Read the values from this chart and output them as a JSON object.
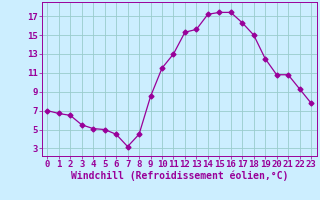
{
  "x": [
    0,
    1,
    2,
    3,
    4,
    5,
    6,
    7,
    8,
    9,
    10,
    11,
    12,
    13,
    14,
    15,
    16,
    17,
    18,
    19,
    20,
    21,
    22,
    23
  ],
  "y": [
    7.0,
    6.7,
    6.5,
    5.5,
    5.1,
    5.0,
    4.5,
    3.2,
    4.5,
    8.5,
    11.5,
    13.0,
    15.3,
    15.6,
    17.2,
    17.4,
    17.4,
    16.3,
    15.0,
    12.5,
    10.8,
    10.8,
    9.3,
    7.8
  ],
  "line_color": "#990099",
  "marker": "D",
  "marker_size": 2.5,
  "bg_color": "#cceeff",
  "grid_color": "#99cccc",
  "xlabel": "Windchill (Refroidissement éolien,°C)",
  "xlabel_color": "#990099",
  "xlabel_fontsize": 7,
  "tick_color": "#990099",
  "tick_fontsize": 6.5,
  "ytick_values": [
    3,
    5,
    7,
    9,
    11,
    13,
    15,
    17
  ],
  "ylim": [
    2.2,
    18.5
  ],
  "xlim": [
    -0.5,
    23.5
  ]
}
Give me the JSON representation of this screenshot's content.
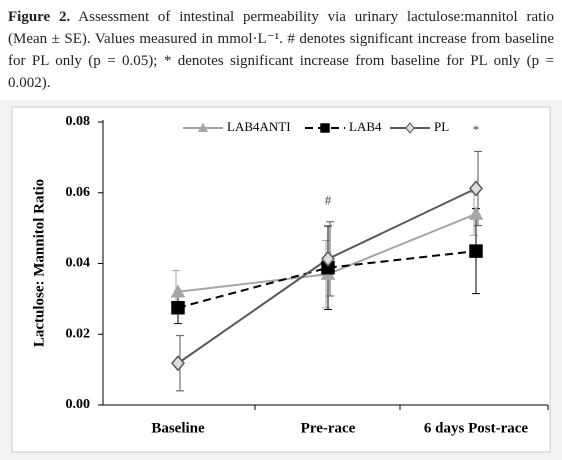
{
  "caption": {
    "label": "Figure 2.",
    "text": "Assessment of intestinal permeability via urinary lactulose:mannitol ratio (Mean ± SE). Values measured in mmol·L⁻¹. # denotes significant increase from baseline for PL only (p = 0.05); * denotes significant increase from baseline for PL only (p = 0.002)."
  },
  "chart_data": {
    "type": "line",
    "y_label": "Lactulose: Mannitol Ratio",
    "categories": [
      "Baseline",
      "Pre-race",
      "6 days Post-race"
    ],
    "series": [
      {
        "name": "LAB4ANTI",
        "color": "#a6a6a6",
        "dash": false,
        "marker": "triangle",
        "values": [
          0.032,
          0.037,
          0.054
        ],
        "errors": [
          0.006,
          0.0095,
          0.006
        ]
      },
      {
        "name": "LAB4",
        "color": "#000000",
        "dash": true,
        "marker": "square",
        "values": [
          0.0275,
          0.0388,
          0.0435
        ],
        "errors": [
          0.0045,
          0.0118,
          0.012
        ]
      },
      {
        "name": "PL",
        "color": "#595959",
        "dash": false,
        "marker": "diamond",
        "values": [
          0.0118,
          0.0413,
          0.0612
        ],
        "errors": [
          0.0078,
          0.0105,
          0.0105
        ]
      }
    ],
    "annotations": [
      {
        "text": "#",
        "category": 1,
        "y": 0.0575
      },
      {
        "text": "*",
        "category": 2,
        "y": 0.0775
      }
    ],
    "ylim": [
      0,
      0.08
    ],
    "yticks": [
      {
        "value": 0,
        "label": "0.00"
      },
      {
        "value": 0.02,
        "label": "0.02"
      },
      {
        "value": 0.04,
        "label": "0.04"
      },
      {
        "value": 0.06,
        "label": "0.06"
      },
      {
        "value": 0.08,
        "label": "0.08"
      }
    ]
  }
}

-*-*-

# TASK DETAILS:
Pick out the lines containing the word "this" and show them.

# EXERCISE ANSWER:
Read the values from this chart and output them as a JSON object.
Give me the JSON representation of this screenshot's content.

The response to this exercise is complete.